Work to complete — Transcribe the full listing below exactly.

— Start Provided records —

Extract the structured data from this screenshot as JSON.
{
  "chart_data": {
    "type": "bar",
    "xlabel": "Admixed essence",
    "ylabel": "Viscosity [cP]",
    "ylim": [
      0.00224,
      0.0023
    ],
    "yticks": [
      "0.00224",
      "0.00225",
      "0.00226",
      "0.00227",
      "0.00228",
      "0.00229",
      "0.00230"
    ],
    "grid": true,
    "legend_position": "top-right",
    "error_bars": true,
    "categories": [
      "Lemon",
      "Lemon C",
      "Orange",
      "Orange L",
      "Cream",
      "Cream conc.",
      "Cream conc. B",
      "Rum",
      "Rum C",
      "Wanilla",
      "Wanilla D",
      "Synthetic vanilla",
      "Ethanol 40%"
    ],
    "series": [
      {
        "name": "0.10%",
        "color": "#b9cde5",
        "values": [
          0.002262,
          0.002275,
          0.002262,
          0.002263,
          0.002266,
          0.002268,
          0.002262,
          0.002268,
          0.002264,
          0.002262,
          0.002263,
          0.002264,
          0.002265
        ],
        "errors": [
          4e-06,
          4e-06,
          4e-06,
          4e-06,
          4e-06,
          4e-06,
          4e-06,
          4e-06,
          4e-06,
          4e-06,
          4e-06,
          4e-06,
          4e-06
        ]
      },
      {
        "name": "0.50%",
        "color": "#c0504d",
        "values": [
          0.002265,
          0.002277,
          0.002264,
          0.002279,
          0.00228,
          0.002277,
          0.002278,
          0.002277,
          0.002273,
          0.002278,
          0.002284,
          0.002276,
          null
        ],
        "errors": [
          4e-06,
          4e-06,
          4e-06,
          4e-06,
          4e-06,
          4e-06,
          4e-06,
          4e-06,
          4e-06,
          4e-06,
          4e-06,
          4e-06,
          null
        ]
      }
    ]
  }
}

— End Provided records —

Exercise solution —
Extract the structured data from this screenshot as JSON.
{
  "chart_data": {
    "type": "bar",
    "xlabel": "Admixed essence",
    "ylabel": "Viscosity [cP]",
    "ylim": [
      0.00224,
      0.0023
    ],
    "yticks": [
      "0.00224",
      "0.00225",
      "0.00226",
      "0.00227",
      "0.00228",
      "0.00229",
      "0.00230"
    ],
    "grid": true,
    "legend_position": "top-right",
    "error_bars": true,
    "categories": [
      "Lemon",
      "Lemon C",
      "Orange",
      "Orange L",
      "Cream",
      "Cream conc.",
      "Cream conc. B",
      "Rum",
      "Rum C",
      "Wanilla",
      "Wanilla D",
      "Synthetic vanilla",
      "Ethanol 40%"
    ],
    "series": [
      {
        "name": "0.10%",
        "color": "#b9cde5",
        "values": [
          0.002262,
          0.002275,
          0.002262,
          0.002263,
          0.002266,
          0.002268,
          0.002262,
          0.002268,
          0.002264,
          0.002262,
          0.002263,
          0.002264,
          0.002265
        ],
        "errors": [
          4e-06,
          4e-06,
          4e-06,
          4e-06,
          4e-06,
          4e-06,
          4e-06,
          4e-06,
          4e-06,
          4e-06,
          4e-06,
          4e-06,
          4e-06
        ]
      },
      {
        "name": "0.50%",
        "color": "#c0504d",
        "values": [
          0.002265,
          0.002277,
          0.002264,
          0.002279,
          0.00228,
          0.002277,
          0.002278,
          0.002277,
          0.002273,
          0.002278,
          0.002284,
          0.002276,
          null
        ],
        "errors": [
          4e-06,
          4e-06,
          4e-06,
          4e-06,
          4e-06,
          4e-06,
          4e-06,
          4e-06,
          4e-06,
          4e-06,
          4e-06,
          4e-06,
          null
        ]
      }
    ]
  }
}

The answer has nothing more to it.